WHAT IS BEING ASKED: Copy out each line exactly; pictures stay out of the copy.
====== RECORDS FOR THIS TASK
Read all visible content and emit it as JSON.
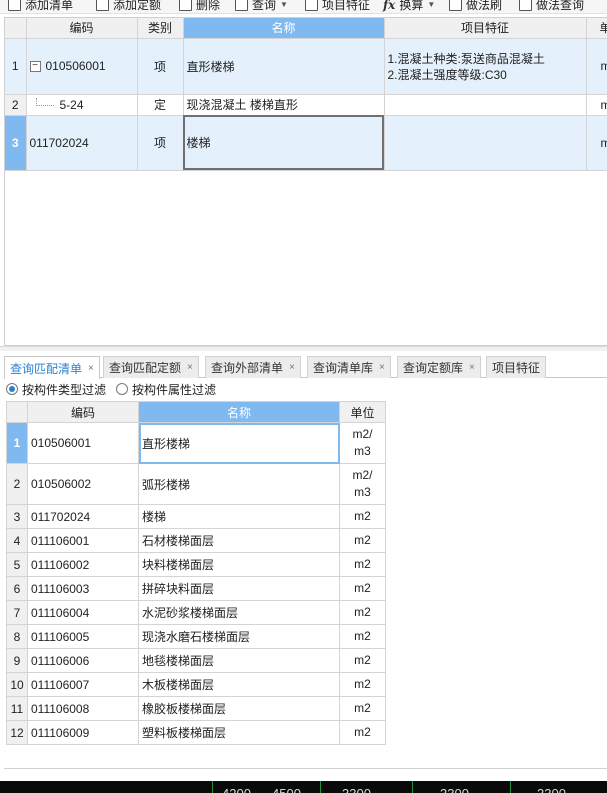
{
  "toolbar": {
    "items": [
      {
        "label": "添加清单",
        "icon": "add-list-icon"
      },
      {
        "label": "添加定额",
        "icon": "add-quota-icon"
      },
      {
        "label": "删除",
        "icon": "delete-icon"
      },
      {
        "label": "查询",
        "icon": "query-icon"
      },
      {
        "label": "项目特征",
        "icon": "item-feature-icon"
      },
      {
        "label": "换算",
        "icon": "fx-icon"
      },
      {
        "label": "做法刷",
        "icon": "brush-icon"
      },
      {
        "label": "做法查询",
        "icon": "method-query-icon"
      }
    ]
  },
  "top_grid": {
    "columns": [
      "编码",
      "类别",
      "名称",
      "项目特征",
      "单"
    ],
    "selected_column": "名称",
    "rows": [
      {
        "no": "1",
        "code": "010506001",
        "type": "项",
        "name": "直形楼梯",
        "feature_lines": [
          "1.混凝土种类:泵送商品混凝土",
          "2.混凝土强度等级:C30"
        ],
        "unit": "m"
      },
      {
        "no": "2",
        "code": "5-24",
        "type": "定",
        "name": "现浇混凝土 楼梯直形",
        "feature_lines": [],
        "unit": "m"
      },
      {
        "no": "3",
        "code": "011702024",
        "type": "项",
        "name": "楼梯",
        "feature_lines": [],
        "unit": "m"
      }
    ]
  },
  "tabs": [
    {
      "label": "查询匹配清单",
      "active": true
    },
    {
      "label": "查询匹配定额",
      "active": false
    },
    {
      "label": "查询外部清单",
      "active": false
    },
    {
      "label": "查询清单库",
      "active": false
    },
    {
      "label": "查询定额库",
      "active": false
    },
    {
      "label": "项目特征",
      "active": false
    }
  ],
  "filters": {
    "option1": "按构件类型过滤",
    "option2": "按构件属性过滤",
    "selected": "option1"
  },
  "bottom_grid": {
    "columns": [
      "编码",
      "名称",
      "单位"
    ],
    "selected_column": "名称",
    "rows": [
      {
        "no": "1",
        "code": "010506001",
        "name": "直形楼梯",
        "unit_lines": [
          "m2/",
          "m3"
        ]
      },
      {
        "no": "2",
        "code": "010506002",
        "name": "弧形楼梯",
        "unit_lines": [
          "m2/",
          "m3"
        ]
      },
      {
        "no": "3",
        "code": "011702024",
        "name": "楼梯",
        "unit_lines": [
          "m2"
        ]
      },
      {
        "no": "4",
        "code": "011106001",
        "name": "石材楼梯面层",
        "unit_lines": [
          "m2"
        ]
      },
      {
        "no": "5",
        "code": "011106002",
        "name": "块料楼梯面层",
        "unit_lines": [
          "m2"
        ]
      },
      {
        "no": "6",
        "code": "011106003",
        "name": "拼碎块料面层",
        "unit_lines": [
          "m2"
        ]
      },
      {
        "no": "7",
        "code": "011106004",
        "name": "水泥砂浆楼梯面层",
        "unit_lines": [
          "m2"
        ]
      },
      {
        "no": "8",
        "code": "011106005",
        "name": "现浇水磨石楼梯面层",
        "unit_lines": [
          "m2"
        ]
      },
      {
        "no": "9",
        "code": "011106006",
        "name": "地毯楼梯面层",
        "unit_lines": [
          "m2"
        ]
      },
      {
        "no": "10",
        "code": "011106007",
        "name": "木板楼梯面层",
        "unit_lines": [
          "m2"
        ]
      },
      {
        "no": "11",
        "code": "011106008",
        "name": "橡胶板楼梯面层",
        "unit_lines": [
          "m2"
        ]
      },
      {
        "no": "12",
        "code": "011106009",
        "name": "塑料板楼梯面层",
        "unit_lines": [
          "m2"
        ]
      }
    ]
  },
  "cad_labels": [
    "4200",
    "4500",
    "3300",
    "3300",
    "3300"
  ],
  "colors": {
    "accent": "#7fb9ef",
    "row_highlight": "#e4f1fc",
    "tab_active_text": "#2a7fd4"
  }
}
============
FINAL RESULT:
Read all visible content and emit it as JSON.
{
  "toolbar": {
    "items": [
      {
        "label": "添加清单",
        "icon": "add-list-icon"
      },
      {
        "label": "添加定额",
        "icon": "add-quota-icon"
      },
      {
        "label": "删除",
        "icon": "delete-icon"
      },
      {
        "label": "查询",
        "icon": "query-icon"
      },
      {
        "label": "项目特征",
        "icon": "item-feature-icon"
      },
      {
        "label": "换算",
        "icon": "fx-icon"
      },
      {
        "label": "做法刷",
        "icon": "brush-icon"
      },
      {
        "label": "做法查询",
        "icon": "method-query-icon"
      }
    ]
  },
  "top_grid": {
    "columns": [
      "编码",
      "类别",
      "名称",
      "项目特征",
      "单"
    ],
    "selected_column": "名称",
    "rows": [
      {
        "no": "1",
        "code": "010506001",
        "type": "项",
        "name": "直形楼梯",
        "feature_lines": [
          "1.混凝土种类:泵送商品混凝土",
          "2.混凝土强度等级:C30"
        ],
        "unit": "m"
      },
      {
        "no": "2",
        "code": "5-24",
        "type": "定",
        "name": "现浇混凝土 楼梯直形",
        "feature_lines": [],
        "unit": "m"
      },
      {
        "no": "3",
        "code": "011702024",
        "type": "项",
        "name": "楼梯",
        "feature_lines": [],
        "unit": "m"
      }
    ]
  },
  "tabs": [
    {
      "label": "查询匹配清单",
      "active": true
    },
    {
      "label": "查询匹配定额",
      "active": false
    },
    {
      "label": "查询外部清单",
      "active": false
    },
    {
      "label": "查询清单库",
      "active": false
    },
    {
      "label": "查询定额库",
      "active": false
    },
    {
      "label": "项目特征",
      "active": false
    }
  ],
  "filters": {
    "option1": "按构件类型过滤",
    "option2": "按构件属性过滤",
    "selected": "option1"
  },
  "bottom_grid": {
    "columns": [
      "编码",
      "名称",
      "单位"
    ],
    "selected_column": "名称",
    "rows": [
      {
        "no": "1",
        "code": "010506001",
        "name": "直形楼梯",
        "unit_lines": [
          "m2/",
          "m3"
        ]
      },
      {
        "no": "2",
        "code": "010506002",
        "name": "弧形楼梯",
        "unit_lines": [
          "m2/",
          "m3"
        ]
      },
      {
        "no": "3",
        "code": "011702024",
        "name": "楼梯",
        "unit_lines": [
          "m2"
        ]
      },
      {
        "no": "4",
        "code": "011106001",
        "name": "石材楼梯面层",
        "unit_lines": [
          "m2"
        ]
      },
      {
        "no": "5",
        "code": "011106002",
        "name": "块料楼梯面层",
        "unit_lines": [
          "m2"
        ]
      },
      {
        "no": "6",
        "code": "011106003",
        "name": "拼碎块料面层",
        "unit_lines": [
          "m2"
        ]
      },
      {
        "no": "7",
        "code": "011106004",
        "name": "水泥砂浆楼梯面层",
        "unit_lines": [
          "m2"
        ]
      },
      {
        "no": "8",
        "code": "011106005",
        "name": "现浇水磨石楼梯面层",
        "unit_lines": [
          "m2"
        ]
      },
      {
        "no": "9",
        "code": "011106006",
        "name": "地毯楼梯面层",
        "unit_lines": [
          "m2"
        ]
      },
      {
        "no": "10",
        "code": "011106007",
        "name": "木板楼梯面层",
        "unit_lines": [
          "m2"
        ]
      },
      {
        "no": "11",
        "code": "011106008",
        "name": "橡胶板楼梯面层",
        "unit_lines": [
          "m2"
        ]
      },
      {
        "no": "12",
        "code": "011106009",
        "name": "塑料板楼梯面层",
        "unit_lines": [
          "m2"
        ]
      }
    ]
  },
  "cad_labels": [
    "4200",
    "4500",
    "3300",
    "3300",
    "3300"
  ],
  "colors": {
    "accent": "#7fb9ef",
    "row_highlight": "#e4f1fc",
    "tab_active_text": "#2a7fd4"
  }
}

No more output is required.